■ Problem
Compute the number of lines in the following data that include the word "largely", and output that number alone.

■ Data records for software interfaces
----------

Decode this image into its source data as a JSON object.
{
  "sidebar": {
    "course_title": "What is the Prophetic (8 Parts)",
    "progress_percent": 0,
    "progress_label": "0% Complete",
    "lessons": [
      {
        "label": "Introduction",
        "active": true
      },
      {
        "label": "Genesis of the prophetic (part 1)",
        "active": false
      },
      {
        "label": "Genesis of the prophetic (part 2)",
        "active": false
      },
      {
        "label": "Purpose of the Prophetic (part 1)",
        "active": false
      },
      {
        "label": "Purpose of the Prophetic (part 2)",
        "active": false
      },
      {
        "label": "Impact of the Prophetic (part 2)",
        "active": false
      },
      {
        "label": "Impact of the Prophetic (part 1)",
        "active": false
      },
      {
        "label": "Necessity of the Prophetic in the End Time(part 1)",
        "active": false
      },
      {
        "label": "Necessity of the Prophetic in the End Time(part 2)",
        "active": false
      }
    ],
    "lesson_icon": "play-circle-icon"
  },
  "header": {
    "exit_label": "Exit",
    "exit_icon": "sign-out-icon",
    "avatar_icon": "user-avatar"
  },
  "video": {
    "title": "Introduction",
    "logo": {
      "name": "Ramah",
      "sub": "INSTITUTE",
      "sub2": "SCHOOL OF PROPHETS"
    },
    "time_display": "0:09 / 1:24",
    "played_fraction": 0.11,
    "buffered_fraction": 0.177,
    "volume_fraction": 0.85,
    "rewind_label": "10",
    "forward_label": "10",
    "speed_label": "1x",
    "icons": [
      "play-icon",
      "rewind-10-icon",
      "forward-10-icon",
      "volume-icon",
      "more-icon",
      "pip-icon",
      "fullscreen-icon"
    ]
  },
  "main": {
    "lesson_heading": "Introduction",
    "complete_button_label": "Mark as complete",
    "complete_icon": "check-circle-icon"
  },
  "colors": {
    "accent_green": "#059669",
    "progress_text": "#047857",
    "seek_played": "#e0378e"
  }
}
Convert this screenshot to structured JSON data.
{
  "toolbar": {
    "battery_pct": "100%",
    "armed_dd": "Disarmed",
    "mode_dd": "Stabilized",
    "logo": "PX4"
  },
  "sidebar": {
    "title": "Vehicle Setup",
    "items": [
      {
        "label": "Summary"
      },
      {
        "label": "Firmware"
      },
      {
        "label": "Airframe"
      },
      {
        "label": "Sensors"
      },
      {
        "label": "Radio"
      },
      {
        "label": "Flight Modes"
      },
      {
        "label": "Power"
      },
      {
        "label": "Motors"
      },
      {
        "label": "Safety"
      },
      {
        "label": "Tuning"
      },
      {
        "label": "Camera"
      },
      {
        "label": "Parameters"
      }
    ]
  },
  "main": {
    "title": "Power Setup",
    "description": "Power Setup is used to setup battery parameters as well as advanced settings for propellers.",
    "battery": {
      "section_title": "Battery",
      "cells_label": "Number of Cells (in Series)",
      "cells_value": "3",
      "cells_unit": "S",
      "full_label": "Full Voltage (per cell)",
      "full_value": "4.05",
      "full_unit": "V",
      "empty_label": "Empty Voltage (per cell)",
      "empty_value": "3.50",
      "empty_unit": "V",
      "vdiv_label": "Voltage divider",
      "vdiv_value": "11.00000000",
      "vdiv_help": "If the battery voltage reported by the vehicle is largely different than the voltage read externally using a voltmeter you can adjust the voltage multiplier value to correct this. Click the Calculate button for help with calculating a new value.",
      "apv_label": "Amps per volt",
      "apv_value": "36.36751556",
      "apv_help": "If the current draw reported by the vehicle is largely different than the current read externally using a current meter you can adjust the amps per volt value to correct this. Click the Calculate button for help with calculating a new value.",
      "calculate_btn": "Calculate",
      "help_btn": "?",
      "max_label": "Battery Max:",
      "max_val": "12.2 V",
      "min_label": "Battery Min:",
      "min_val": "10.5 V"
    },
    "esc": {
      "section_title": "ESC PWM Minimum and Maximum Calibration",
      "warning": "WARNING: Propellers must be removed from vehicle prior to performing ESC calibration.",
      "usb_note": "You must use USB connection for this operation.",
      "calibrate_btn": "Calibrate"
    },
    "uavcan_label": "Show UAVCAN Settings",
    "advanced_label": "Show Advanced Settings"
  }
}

----------

■ Written solution
2